> **Short problem**
Below are the records; pull every line that includes "spontanément".

> **Given records**
begin
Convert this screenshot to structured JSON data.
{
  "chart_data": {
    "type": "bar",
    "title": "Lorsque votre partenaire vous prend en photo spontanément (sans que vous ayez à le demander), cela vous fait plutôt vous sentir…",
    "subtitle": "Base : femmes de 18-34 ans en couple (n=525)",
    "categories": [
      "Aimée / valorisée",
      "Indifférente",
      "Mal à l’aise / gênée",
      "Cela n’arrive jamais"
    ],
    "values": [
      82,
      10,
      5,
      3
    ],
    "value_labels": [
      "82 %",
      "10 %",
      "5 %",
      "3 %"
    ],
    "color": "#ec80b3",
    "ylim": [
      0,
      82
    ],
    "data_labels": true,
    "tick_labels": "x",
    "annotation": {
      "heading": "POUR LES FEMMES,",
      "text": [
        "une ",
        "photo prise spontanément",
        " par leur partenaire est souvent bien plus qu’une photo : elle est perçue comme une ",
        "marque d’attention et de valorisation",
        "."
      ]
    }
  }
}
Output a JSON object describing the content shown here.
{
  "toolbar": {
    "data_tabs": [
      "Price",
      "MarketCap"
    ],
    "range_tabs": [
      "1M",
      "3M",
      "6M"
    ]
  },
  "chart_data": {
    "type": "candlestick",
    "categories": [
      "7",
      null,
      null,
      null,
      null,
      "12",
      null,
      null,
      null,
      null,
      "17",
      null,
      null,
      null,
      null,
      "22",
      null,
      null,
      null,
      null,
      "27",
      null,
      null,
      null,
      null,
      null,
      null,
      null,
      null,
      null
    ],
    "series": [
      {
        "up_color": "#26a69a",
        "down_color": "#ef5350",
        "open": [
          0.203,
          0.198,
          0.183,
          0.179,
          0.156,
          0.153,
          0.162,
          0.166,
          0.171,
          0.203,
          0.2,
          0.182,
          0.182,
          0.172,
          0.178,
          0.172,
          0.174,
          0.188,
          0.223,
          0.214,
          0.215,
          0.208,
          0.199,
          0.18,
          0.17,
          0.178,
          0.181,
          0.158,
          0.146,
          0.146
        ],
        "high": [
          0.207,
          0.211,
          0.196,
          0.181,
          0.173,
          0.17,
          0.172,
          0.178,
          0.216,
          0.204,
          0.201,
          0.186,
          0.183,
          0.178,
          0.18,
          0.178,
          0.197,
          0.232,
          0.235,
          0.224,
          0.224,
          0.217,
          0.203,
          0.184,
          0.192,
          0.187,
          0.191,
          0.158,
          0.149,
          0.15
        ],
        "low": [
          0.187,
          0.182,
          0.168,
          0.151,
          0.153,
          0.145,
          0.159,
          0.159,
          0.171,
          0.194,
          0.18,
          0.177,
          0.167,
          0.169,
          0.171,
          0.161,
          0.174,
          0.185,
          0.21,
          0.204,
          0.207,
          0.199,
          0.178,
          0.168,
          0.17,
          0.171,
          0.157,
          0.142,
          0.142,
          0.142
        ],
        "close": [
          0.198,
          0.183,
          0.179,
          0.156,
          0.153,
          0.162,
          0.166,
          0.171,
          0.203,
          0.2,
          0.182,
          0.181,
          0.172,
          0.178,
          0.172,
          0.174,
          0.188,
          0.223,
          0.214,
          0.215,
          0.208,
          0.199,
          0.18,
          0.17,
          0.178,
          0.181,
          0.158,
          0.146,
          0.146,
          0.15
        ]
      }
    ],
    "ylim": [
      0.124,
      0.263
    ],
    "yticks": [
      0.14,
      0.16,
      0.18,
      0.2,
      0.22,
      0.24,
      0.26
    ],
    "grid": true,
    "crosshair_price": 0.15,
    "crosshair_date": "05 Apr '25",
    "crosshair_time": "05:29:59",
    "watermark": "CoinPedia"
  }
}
end
> **Finished task**
    "title": "Lorsque votre partenaire vous prend en photo spontanément (sans que vous ayez à le demander), cela vous fait plutôt vous sentir…",
        "photo prise spontanément",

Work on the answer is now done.